= TASK OBJECTIVE =
From the entries that follow, list every line in which the string "screenshot" appears.

= DATA ENTRIES =
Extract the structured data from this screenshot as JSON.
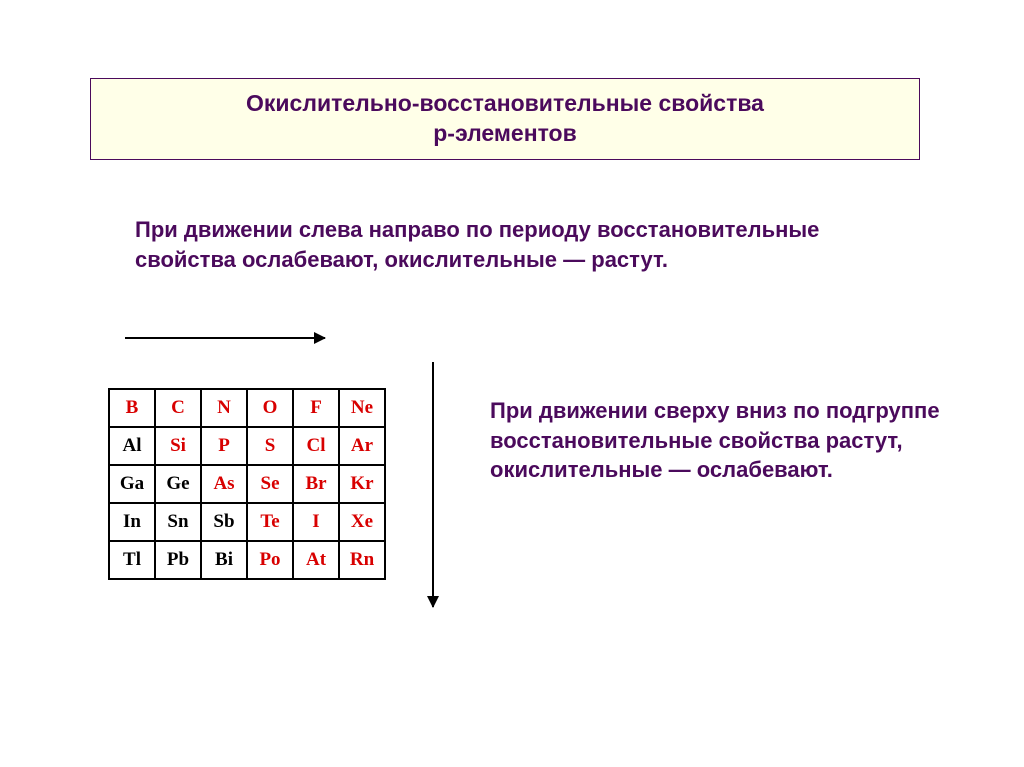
{
  "title": {
    "line1": "Окислительно-восстановительные свойства",
    "line2": "р-элементов"
  },
  "paragraph1": "При движении слева направо по периоду восстановительные свойства ослабевают, окислительные — растут.",
  "paragraph2": "При движении сверху вниз по подгруппе восстановительные свойства растут, окислительные — ослабевают.",
  "table": {
    "rows": [
      [
        {
          "sym": "B",
          "c": "red"
        },
        {
          "sym": "C",
          "c": "red"
        },
        {
          "sym": "N",
          "c": "red"
        },
        {
          "sym": "O",
          "c": "red"
        },
        {
          "sym": "F",
          "c": "red"
        },
        {
          "sym": "Ne",
          "c": "red"
        }
      ],
      [
        {
          "sym": "Al",
          "c": "blk"
        },
        {
          "sym": "Si",
          "c": "red"
        },
        {
          "sym": "P",
          "c": "red"
        },
        {
          "sym": "S",
          "c": "red"
        },
        {
          "sym": "Cl",
          "c": "red"
        },
        {
          "sym": "Ar",
          "c": "red"
        }
      ],
      [
        {
          "sym": "Ga",
          "c": "blk"
        },
        {
          "sym": "Ge",
          "c": "blk"
        },
        {
          "sym": "As",
          "c": "red"
        },
        {
          "sym": "Se",
          "c": "red"
        },
        {
          "sym": "Br",
          "c": "red"
        },
        {
          "sym": "Kr",
          "c": "red"
        }
      ],
      [
        {
          "sym": "In",
          "c": "blk"
        },
        {
          "sym": "Sn",
          "c": "blk"
        },
        {
          "sym": "Sb",
          "c": "blk"
        },
        {
          "sym": "Te",
          "c": "red"
        },
        {
          "sym": "I",
          "c": "red"
        },
        {
          "sym": "Xe",
          "c": "red"
        }
      ],
      [
        {
          "sym": "Tl",
          "c": "blk"
        },
        {
          "sym": "Pb",
          "c": "blk"
        },
        {
          "sym": "Bi",
          "c": "blk"
        },
        {
          "sym": "Po",
          "c": "red"
        },
        {
          "sym": "At",
          "c": "red"
        },
        {
          "sym": "Rn",
          "c": "red"
        }
      ]
    ]
  },
  "colors": {
    "title_text": "#4b0a5c",
    "title_bg": "#ffffe8",
    "body_text": "#4b0a5c",
    "table_red": "#d80000",
    "table_black": "#000000",
    "background": "#ffffff"
  }
}
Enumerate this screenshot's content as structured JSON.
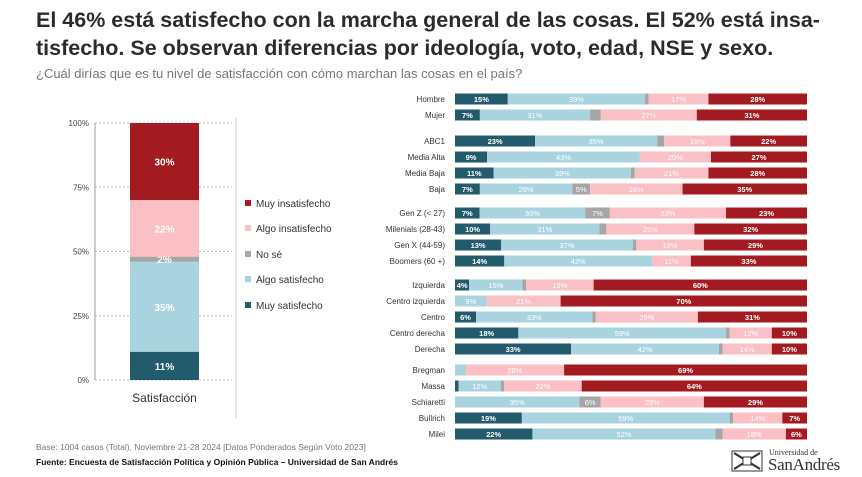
{
  "title": "El 46% está satisfecho con la marcha general de las cosas. El 52% está insa-tisfecho. Se observan diferencias por ideología, voto, edad, NSE y sexo.",
  "subtitle": "¿Cuál dirías que es tu nivel de satisfacción con cómo marchan las cosas en el país?",
  "footer": {
    "base": "Base: 1004 casos (Total), Noviembre 21-28 2024 [Datos Ponderados Según Voto 2023]",
    "source": "Fuente: Encuesta de Satisfacción Política y Opinión Pública – Universidad de San Andrés"
  },
  "logo": {
    "small": "Universidad de",
    "big": "SanAndrés"
  },
  "colors": {
    "muy_satisfecho": "#225b6c",
    "algo_satisfecho": "#a9d3de",
    "no_se": "#a6a6a6",
    "algo_insatisfecho": "#fbc0c6",
    "muy_insatisfecho": "#a31b20"
  },
  "chart_data": [
    {
      "type": "bar",
      "stacked": true,
      "categories": [
        "Satisfacción"
      ],
      "ylim": [
        0,
        100
      ],
      "yticks": [
        "0%",
        "25%",
        "50%",
        "75%",
        "100%"
      ],
      "grid": true,
      "legend": "right",
      "series": [
        {
          "name": "Muy satisfecho",
          "key": "muy_satisfecho",
          "values": [
            11
          ],
          "labels": [
            "11%"
          ]
        },
        {
          "name": "Algo satisfecho",
          "key": "algo_satisfecho",
          "values": [
            35
          ],
          "labels": [
            "35%"
          ]
        },
        {
          "name": "No sé",
          "key": "no_se",
          "values": [
            2
          ],
          "labels": [
            "2%"
          ]
        },
        {
          "name": "Algo insatisfecho",
          "key": "algo_insatisfecho",
          "values": [
            22
          ],
          "labels": [
            "22%"
          ]
        },
        {
          "name": "Muy insatisfecho",
          "key": "muy_insatisfecho",
          "values": [
            30
          ],
          "labels": [
            "30%"
          ]
        }
      ],
      "legend_order": [
        "Muy insatisfecho",
        "Algo insatisfecho",
        "No sé",
        "Algo satisfecho",
        "Muy satisfecho"
      ]
    },
    {
      "type": "bar",
      "orientation": "horizontal",
      "stacked": true,
      "series_order": [
        "muy_satisfecho",
        "algo_satisfecho",
        "no_se",
        "algo_insatisfecho",
        "muy_insatisfecho"
      ],
      "groups": [
        {
          "rows": [
            {
              "label": "Hombre",
              "values": [
                15,
                39,
                1,
                17,
                28
              ],
              "labels": [
                "15%",
                "39%",
                "1%",
                "17%",
                "28%"
              ]
            },
            {
              "label": "Mujer",
              "values": [
                7,
                31,
                3,
                27,
                31
              ],
              "labels": [
                "7%",
                "31%",
                "3%",
                "27%",
                "31%"
              ]
            }
          ]
        },
        {
          "rows": [
            {
              "label": "ABC1",
              "values": [
                23,
                35,
                2,
                19,
                22
              ],
              "labels": [
                "23%",
                "35%",
                "2%",
                "19%",
                "22%"
              ]
            },
            {
              "label": "Media Alta",
              "values": [
                9,
                43,
                0,
                20,
                27
              ],
              "labels": [
                "9%",
                "43%",
                "0%",
                "20%",
                "27%"
              ]
            },
            {
              "label": "Media Baja",
              "values": [
                11,
                39,
                1,
                21,
                28
              ],
              "labels": [
                "11%",
                "39%",
                "1%",
                "21%",
                "28%"
              ]
            },
            {
              "label": "Baja",
              "values": [
                7,
                26,
                5,
                26,
                35
              ],
              "labels": [
                "7%",
                "26%",
                "5%",
                "26%",
                "35%"
              ]
            }
          ]
        },
        {
          "rows": [
            {
              "label": "Gen Z (< 27)",
              "values": [
                7,
                30,
                7,
                33,
                23
              ],
              "labels": [
                "7%",
                "30%",
                "7%",
                "33%",
                "23%"
              ]
            },
            {
              "label": "Milenials (28-43)",
              "values": [
                10,
                31,
                2,
                25,
                32
              ],
              "labels": [
                "10%",
                "31%",
                "2%",
                "25%",
                "32%"
              ]
            },
            {
              "label": "Gen X (44-59)",
              "values": [
                13,
                37,
                1,
                19,
                29
              ],
              "labels": [
                "13%",
                "37%",
                "1%",
                "19%",
                "29%"
              ]
            },
            {
              "label": "Boomers (60 +)",
              "values": [
                14,
                42,
                0,
                11,
                33
              ],
              "labels": [
                "14%",
                "42%",
                "0%",
                "11%",
                "33%"
              ]
            }
          ]
        },
        {
          "rows": [
            {
              "label": "Izquierda",
              "values": [
                4,
                15,
                1,
                19,
                60
              ],
              "labels": [
                "4%",
                "15%",
                "1%",
                "19%",
                "60%"
              ]
            },
            {
              "label": "Centro izquierda",
              "values": [
                0,
                9,
                0,
                21,
                70
              ],
              "labels": [
                "0%",
                "9%",
                "0%",
                "21%",
                "70%"
              ]
            },
            {
              "label": "Centro",
              "values": [
                6,
                33,
                1,
                29,
                31
              ],
              "labels": [
                "6%",
                "33%",
                "1%",
                "29%",
                "31%"
              ]
            },
            {
              "label": "Centro derecha",
              "values": [
                18,
                59,
                1,
                12,
                10
              ],
              "labels": [
                "18%",
                "59%",
                "1%",
                "12%",
                "10%"
              ]
            },
            {
              "label": "Derecha",
              "values": [
                33,
                42,
                1,
                14,
                10
              ],
              "labels": [
                "33%",
                "42%",
                "1%",
                "14%",
                "10%"
              ]
            }
          ]
        },
        {
          "rows": [
            {
              "label": "Bregman",
              "values": [
                0,
                3,
                0,
                28,
                69
              ],
              "labels": [
                "0%",
                "3%",
                "",
                "28%",
                "69%"
              ]
            },
            {
              "label": "Massa",
              "values": [
                1,
                12,
                1,
                22,
                64
              ],
              "labels": [
                "1%",
                "12%",
                "1%",
                "22%",
                "64%"
              ]
            },
            {
              "label": "Schiaretti",
              "values": [
                0,
                35,
                6,
                29,
                29
              ],
              "labels": [
                "0%",
                "35%",
                "6%",
                "29%",
                "29%"
              ]
            },
            {
              "label": "Bullrich",
              "values": [
                19,
                59,
                1,
                14,
                7
              ],
              "labels": [
                "19%",
                "59%",
                "1%",
                "14%",
                "7%"
              ]
            },
            {
              "label": "Milei",
              "values": [
                22,
                52,
                2,
                18,
                6
              ],
              "labels": [
                "22%",
                "52%",
                "2%",
                "18%",
                "6%"
              ]
            }
          ]
        }
      ]
    }
  ]
}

= PROBLEM SOLUTION =
Extract the structured data from this screenshot as JSON.
Enumerate this screenshot's content as structured JSON.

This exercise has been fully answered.